Given task: Collect all the lines that mention the word "subtitle".

Start Exercise data

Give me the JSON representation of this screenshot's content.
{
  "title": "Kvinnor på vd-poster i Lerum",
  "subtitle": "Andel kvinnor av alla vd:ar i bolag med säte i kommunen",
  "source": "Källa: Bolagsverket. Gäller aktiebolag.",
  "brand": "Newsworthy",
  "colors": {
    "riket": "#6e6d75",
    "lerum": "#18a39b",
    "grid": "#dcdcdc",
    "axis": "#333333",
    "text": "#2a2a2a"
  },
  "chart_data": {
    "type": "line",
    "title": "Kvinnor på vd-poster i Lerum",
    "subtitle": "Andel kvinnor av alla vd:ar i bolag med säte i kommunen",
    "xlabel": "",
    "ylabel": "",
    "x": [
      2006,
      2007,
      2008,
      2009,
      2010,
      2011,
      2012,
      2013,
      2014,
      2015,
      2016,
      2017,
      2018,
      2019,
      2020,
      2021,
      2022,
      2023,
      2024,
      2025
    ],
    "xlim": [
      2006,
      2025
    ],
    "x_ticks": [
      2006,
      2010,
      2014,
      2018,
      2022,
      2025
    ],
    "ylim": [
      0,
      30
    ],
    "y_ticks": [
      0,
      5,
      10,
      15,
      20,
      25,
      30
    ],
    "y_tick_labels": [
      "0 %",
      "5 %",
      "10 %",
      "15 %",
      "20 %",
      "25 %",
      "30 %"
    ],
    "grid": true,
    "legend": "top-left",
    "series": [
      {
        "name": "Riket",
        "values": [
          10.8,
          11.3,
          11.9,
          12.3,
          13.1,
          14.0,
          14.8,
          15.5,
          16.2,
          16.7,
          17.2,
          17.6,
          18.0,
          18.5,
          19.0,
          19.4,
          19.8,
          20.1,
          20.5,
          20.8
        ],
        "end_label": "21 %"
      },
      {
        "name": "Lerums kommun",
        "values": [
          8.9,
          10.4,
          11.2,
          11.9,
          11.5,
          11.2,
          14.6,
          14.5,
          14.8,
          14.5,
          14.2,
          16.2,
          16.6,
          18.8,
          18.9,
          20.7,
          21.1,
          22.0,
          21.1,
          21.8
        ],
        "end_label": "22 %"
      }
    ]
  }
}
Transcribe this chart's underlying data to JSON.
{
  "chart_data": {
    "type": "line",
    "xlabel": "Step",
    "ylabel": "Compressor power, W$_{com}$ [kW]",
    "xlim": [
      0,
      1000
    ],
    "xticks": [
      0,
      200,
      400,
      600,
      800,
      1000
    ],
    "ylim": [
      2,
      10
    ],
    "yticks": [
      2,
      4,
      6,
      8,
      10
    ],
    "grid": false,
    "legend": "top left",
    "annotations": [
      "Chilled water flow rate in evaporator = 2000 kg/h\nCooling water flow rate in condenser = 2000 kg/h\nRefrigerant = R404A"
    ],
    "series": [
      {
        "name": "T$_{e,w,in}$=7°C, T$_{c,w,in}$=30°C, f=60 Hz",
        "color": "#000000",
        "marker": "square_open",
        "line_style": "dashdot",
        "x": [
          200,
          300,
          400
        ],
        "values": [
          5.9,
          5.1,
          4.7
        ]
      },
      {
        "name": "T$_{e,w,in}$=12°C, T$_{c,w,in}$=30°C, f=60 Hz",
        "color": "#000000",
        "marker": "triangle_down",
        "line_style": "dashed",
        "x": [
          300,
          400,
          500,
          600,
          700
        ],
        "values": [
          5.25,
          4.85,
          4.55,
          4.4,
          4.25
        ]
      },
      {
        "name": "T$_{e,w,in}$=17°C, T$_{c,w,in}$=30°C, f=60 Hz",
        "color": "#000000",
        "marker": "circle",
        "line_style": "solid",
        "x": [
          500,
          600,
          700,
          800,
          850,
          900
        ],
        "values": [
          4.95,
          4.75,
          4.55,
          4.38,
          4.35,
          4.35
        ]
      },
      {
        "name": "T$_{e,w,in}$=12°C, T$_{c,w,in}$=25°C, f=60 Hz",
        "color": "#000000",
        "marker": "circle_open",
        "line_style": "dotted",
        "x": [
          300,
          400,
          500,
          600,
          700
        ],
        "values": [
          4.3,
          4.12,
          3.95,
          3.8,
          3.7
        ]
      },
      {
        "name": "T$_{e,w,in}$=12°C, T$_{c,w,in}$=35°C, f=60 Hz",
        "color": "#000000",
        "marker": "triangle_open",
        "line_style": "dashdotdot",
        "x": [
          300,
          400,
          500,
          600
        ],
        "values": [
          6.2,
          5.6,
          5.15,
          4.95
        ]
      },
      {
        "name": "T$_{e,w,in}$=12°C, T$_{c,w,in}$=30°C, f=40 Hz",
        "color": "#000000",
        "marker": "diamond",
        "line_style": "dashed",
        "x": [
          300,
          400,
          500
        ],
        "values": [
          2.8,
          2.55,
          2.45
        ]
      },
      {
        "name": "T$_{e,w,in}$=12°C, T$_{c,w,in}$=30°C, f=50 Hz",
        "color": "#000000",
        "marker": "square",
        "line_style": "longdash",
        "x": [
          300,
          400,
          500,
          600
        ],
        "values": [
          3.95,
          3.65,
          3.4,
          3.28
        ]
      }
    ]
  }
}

End Exercise data

Exercise result:
  "subtitle": "Andel kvinnor av alla vd:ar i bolag med säte i kommunen",
    "subtitle": "Andel kvinnor av alla vd:ar i bolag med säte i kommunen",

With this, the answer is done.